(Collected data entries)
▼
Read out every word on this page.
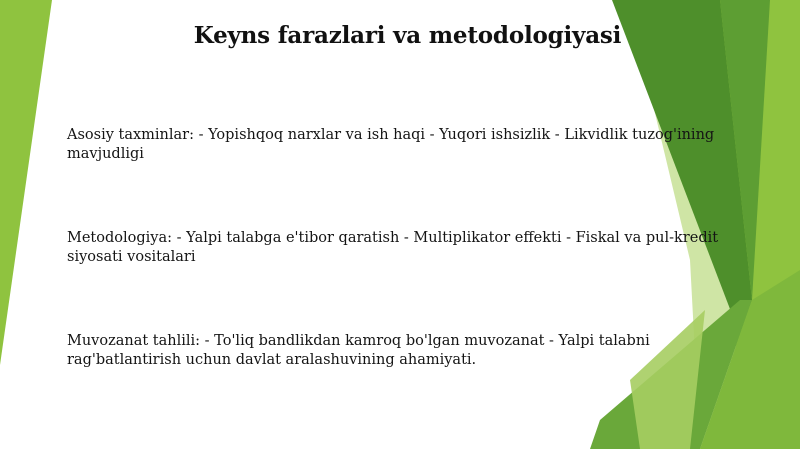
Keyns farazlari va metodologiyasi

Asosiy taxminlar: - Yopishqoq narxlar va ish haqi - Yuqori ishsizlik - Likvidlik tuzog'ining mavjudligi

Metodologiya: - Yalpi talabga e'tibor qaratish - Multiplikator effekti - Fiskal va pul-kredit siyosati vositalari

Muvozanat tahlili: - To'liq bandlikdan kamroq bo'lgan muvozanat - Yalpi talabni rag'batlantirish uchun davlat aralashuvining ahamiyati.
▲
▼
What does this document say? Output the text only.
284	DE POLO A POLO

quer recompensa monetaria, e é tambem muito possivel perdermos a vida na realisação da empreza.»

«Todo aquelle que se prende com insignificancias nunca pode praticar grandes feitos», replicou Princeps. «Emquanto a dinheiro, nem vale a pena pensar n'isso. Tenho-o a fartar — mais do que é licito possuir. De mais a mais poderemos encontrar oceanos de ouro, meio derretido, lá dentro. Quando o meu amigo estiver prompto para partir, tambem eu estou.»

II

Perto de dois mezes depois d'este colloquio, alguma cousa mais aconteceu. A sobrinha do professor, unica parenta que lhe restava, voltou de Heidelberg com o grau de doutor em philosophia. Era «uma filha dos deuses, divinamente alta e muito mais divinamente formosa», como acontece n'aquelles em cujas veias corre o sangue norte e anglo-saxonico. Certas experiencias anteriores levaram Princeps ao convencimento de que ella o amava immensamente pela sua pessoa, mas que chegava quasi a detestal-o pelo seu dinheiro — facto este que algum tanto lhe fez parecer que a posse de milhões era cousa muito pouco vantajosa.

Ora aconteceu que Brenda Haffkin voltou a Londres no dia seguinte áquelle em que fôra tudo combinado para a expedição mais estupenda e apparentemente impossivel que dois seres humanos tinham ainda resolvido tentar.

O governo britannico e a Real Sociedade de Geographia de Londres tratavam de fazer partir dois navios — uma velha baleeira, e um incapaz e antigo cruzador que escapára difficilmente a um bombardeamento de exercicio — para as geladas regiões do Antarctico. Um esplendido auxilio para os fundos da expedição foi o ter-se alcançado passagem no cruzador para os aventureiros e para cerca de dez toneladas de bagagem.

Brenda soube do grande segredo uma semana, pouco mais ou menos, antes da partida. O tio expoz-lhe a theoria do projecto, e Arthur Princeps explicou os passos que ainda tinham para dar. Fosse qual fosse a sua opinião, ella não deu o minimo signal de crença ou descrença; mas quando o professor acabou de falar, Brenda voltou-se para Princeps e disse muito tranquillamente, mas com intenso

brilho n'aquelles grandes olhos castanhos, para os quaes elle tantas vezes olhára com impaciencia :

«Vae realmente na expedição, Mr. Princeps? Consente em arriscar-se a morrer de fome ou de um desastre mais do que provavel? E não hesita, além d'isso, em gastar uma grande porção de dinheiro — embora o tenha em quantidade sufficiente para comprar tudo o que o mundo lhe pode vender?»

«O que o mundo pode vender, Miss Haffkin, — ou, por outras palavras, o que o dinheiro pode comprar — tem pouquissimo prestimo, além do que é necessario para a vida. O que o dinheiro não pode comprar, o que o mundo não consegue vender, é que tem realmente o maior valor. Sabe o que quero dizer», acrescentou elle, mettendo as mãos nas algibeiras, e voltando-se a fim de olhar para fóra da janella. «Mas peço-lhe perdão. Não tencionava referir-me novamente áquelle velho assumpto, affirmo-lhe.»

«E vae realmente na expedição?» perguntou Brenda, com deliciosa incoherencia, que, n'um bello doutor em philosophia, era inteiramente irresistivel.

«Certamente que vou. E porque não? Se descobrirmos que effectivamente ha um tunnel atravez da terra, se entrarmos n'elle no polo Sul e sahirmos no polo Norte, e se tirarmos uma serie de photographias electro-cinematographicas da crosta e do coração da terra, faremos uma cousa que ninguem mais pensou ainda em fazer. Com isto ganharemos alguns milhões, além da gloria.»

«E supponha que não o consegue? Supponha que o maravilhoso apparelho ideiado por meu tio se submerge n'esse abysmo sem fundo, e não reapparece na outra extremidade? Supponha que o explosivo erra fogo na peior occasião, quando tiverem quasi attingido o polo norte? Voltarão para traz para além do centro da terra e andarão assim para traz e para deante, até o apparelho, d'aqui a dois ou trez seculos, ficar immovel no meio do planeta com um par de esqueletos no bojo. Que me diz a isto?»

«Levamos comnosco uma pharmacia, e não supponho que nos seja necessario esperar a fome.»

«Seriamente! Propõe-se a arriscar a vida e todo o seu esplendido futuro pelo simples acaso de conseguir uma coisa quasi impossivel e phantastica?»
▲
## DIRECTION
Copy every line of the listing that includes the string "this".

## COMPLETE RESPONSE
Read out every word on this page.
What does this document say? Output the text only.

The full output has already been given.